(Entries taken from a collection)
···
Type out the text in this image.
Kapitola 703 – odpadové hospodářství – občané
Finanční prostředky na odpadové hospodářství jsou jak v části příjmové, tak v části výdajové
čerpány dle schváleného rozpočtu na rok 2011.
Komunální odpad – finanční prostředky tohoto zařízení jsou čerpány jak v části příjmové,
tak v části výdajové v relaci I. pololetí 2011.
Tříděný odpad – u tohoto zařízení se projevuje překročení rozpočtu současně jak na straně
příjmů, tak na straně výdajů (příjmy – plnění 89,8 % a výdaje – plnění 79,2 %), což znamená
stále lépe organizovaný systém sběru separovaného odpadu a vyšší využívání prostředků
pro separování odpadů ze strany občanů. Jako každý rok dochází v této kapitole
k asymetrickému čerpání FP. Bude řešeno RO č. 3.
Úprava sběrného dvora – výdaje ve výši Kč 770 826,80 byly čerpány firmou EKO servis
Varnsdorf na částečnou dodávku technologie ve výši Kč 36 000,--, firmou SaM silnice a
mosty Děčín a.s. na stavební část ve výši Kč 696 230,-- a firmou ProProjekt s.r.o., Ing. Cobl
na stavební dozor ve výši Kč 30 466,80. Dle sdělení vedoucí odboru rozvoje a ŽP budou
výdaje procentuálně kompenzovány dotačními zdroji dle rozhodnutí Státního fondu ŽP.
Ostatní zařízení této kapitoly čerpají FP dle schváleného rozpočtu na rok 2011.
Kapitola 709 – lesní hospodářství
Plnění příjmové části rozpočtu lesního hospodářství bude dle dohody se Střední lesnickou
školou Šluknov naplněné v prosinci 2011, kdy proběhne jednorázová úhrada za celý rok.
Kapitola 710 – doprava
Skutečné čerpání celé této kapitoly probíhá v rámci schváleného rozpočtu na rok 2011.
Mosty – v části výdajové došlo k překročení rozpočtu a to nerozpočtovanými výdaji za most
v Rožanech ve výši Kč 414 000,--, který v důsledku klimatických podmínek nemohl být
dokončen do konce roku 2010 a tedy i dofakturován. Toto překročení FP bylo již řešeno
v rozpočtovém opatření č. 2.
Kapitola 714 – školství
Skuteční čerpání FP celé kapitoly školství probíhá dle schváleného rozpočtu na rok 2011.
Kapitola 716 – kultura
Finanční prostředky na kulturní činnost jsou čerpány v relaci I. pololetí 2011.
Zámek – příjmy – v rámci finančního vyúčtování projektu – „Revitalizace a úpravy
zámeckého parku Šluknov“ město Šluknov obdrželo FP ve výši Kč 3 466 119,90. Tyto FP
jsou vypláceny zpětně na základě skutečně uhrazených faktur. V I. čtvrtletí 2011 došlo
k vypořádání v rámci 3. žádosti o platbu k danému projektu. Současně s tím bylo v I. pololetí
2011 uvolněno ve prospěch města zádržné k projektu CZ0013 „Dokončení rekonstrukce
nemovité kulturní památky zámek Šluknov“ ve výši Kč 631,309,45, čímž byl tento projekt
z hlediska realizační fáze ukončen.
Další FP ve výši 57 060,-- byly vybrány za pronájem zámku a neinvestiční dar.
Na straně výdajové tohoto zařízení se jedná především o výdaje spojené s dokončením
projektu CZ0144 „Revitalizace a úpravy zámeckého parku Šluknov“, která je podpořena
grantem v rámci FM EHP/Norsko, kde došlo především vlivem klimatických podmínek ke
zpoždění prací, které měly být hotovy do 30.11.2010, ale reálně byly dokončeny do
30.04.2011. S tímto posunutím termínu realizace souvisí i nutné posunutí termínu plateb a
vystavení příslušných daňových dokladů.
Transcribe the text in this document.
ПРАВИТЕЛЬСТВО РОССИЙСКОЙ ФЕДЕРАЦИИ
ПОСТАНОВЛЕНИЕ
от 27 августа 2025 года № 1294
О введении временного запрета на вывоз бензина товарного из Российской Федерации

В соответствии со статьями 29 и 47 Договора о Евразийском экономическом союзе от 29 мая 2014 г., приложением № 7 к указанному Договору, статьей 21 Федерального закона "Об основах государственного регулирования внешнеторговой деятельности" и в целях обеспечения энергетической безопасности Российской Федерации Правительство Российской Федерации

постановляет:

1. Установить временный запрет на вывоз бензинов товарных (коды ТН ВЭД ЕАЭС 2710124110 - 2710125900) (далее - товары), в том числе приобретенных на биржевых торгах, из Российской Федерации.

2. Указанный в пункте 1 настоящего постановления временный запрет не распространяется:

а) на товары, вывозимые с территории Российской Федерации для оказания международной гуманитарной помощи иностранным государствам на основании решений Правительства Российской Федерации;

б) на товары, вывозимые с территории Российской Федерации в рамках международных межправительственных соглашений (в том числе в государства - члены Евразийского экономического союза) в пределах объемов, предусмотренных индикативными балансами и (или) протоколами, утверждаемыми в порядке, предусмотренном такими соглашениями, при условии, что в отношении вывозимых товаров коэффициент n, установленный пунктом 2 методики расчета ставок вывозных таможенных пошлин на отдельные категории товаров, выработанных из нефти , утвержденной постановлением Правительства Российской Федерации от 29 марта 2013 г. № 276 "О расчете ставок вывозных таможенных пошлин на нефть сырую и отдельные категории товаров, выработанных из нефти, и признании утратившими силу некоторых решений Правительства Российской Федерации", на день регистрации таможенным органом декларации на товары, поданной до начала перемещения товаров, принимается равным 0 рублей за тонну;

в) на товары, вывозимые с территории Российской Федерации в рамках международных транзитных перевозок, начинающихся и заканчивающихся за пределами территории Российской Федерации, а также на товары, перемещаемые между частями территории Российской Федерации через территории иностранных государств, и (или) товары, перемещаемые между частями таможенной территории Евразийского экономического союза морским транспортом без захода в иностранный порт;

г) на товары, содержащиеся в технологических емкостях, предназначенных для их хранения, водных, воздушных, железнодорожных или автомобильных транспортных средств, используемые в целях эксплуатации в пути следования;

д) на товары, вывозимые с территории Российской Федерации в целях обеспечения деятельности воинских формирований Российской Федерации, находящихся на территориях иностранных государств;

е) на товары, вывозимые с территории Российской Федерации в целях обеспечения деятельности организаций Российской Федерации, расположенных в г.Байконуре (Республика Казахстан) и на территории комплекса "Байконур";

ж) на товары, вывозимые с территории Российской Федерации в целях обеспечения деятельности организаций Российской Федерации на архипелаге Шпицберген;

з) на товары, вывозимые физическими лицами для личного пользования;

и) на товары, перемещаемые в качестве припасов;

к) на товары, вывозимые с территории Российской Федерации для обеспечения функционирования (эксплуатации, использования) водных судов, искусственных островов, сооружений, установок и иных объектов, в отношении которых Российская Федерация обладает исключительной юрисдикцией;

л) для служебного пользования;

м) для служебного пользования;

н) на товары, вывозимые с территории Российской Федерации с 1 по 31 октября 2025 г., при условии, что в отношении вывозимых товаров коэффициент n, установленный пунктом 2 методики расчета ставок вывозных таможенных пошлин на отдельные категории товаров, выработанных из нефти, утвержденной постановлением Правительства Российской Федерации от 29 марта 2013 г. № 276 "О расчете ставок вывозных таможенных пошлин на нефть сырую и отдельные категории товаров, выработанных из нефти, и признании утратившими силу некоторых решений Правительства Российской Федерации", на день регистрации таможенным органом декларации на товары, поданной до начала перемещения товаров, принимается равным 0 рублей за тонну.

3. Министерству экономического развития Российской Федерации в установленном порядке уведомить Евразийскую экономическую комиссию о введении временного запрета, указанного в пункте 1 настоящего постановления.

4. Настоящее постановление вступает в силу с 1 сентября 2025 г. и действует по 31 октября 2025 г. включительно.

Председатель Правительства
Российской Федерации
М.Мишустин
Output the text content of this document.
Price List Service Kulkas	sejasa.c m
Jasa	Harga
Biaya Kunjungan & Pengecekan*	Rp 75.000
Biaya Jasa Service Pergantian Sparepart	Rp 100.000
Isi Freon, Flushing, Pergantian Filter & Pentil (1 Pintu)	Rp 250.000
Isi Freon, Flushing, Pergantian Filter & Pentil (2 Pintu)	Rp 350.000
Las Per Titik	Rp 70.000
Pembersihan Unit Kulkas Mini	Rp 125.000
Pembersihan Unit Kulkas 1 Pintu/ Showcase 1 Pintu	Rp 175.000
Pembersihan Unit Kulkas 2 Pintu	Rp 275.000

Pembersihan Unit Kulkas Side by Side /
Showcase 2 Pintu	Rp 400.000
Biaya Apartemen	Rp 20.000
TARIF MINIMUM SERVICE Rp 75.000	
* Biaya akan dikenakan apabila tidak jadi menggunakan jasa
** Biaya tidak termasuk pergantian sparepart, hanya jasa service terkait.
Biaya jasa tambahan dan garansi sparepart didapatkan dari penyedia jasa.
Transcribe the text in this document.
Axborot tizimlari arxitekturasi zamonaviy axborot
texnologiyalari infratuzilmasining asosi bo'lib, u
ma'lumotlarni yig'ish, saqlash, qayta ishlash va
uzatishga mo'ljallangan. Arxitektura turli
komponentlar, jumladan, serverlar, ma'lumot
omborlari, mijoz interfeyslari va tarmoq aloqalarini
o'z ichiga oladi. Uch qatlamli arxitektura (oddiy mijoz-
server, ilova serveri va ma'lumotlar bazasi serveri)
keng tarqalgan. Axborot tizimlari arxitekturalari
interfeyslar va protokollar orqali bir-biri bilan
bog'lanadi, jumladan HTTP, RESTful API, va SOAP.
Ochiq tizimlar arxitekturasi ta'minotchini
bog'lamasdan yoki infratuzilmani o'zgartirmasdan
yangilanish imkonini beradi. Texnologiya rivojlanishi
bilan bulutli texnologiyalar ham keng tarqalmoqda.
···
WHAT YOU ARE ASKED TO DO: List all lines where "kulturní" occurs.

WORKED ANSWER:
Finanční prostředky na kulturní činnost jsou čerpány v relaci I. pololetí 2011.
nemovité kulturní památky zámek Šluknov“ ve výši Kč 631,309,45, čímž byl tento projekt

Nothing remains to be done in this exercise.